Exercise brief: Return each entry exactly, omitting nothing.
— Start of Dataset excerpts —
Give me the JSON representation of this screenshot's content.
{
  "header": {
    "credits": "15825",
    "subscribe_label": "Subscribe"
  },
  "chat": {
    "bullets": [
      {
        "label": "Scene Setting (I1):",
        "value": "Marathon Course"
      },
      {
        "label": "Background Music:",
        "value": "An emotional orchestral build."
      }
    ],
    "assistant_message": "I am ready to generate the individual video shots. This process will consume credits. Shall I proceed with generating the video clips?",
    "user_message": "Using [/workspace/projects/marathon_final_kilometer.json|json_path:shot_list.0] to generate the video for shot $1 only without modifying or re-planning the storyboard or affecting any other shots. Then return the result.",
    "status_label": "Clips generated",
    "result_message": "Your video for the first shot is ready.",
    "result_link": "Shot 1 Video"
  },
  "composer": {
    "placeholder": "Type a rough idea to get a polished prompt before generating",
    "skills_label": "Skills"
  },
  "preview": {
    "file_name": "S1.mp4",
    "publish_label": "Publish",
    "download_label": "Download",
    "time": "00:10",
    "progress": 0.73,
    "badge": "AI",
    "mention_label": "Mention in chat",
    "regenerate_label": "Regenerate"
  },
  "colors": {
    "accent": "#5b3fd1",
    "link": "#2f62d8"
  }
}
— End of Dataset excerpts —
Finished answer:
Give me the JSON representation of this screenshot's content.
{
  "header": {
    "credits": "15825",
    "subscribe_label": "Subscribe"
  },
  "chat": {
    "bullets": [
      {
        "label": "Scene Setting (I1):",
        "value": "Marathon Course"
      },
      {
        "label": "Background Music:",
        "value": "An emotional orchestral build."
      }
    ],
    "assistant_message": "I am ready to generate the individual video shots. This process will consume credits. Shall I proceed with generating the video clips?",
    "user_message": "Using [/workspace/projects/marathon_final_kilometer.json|json_path:shot_list.0] to generate the video for shot $1 only without modifying or re-planning the storyboard or affecting any other shots. Then return the result.",
    "status_label": "Clips generated",
    "result_message": "Your video for the first shot is ready.",
    "result_link": "Shot 1 Video"
  },
  "composer": {
    "placeholder": "Type a rough idea to get a polished prompt before generating",
    "skills_label": "Skills"
  },
  "preview": {
    "file_name": "S1.mp4",
    "publish_label": "Publish",
    "download_label": "Download",
    "time": "00:10",
    "progress": 0.73,
    "badge": "AI",
    "mention_label": "Mention in chat",
    "regenerate_label": "Regenerate"
  },
  "colors": {
    "accent": "#5b3fd1",
    "link": "#2f62d8"
  }
}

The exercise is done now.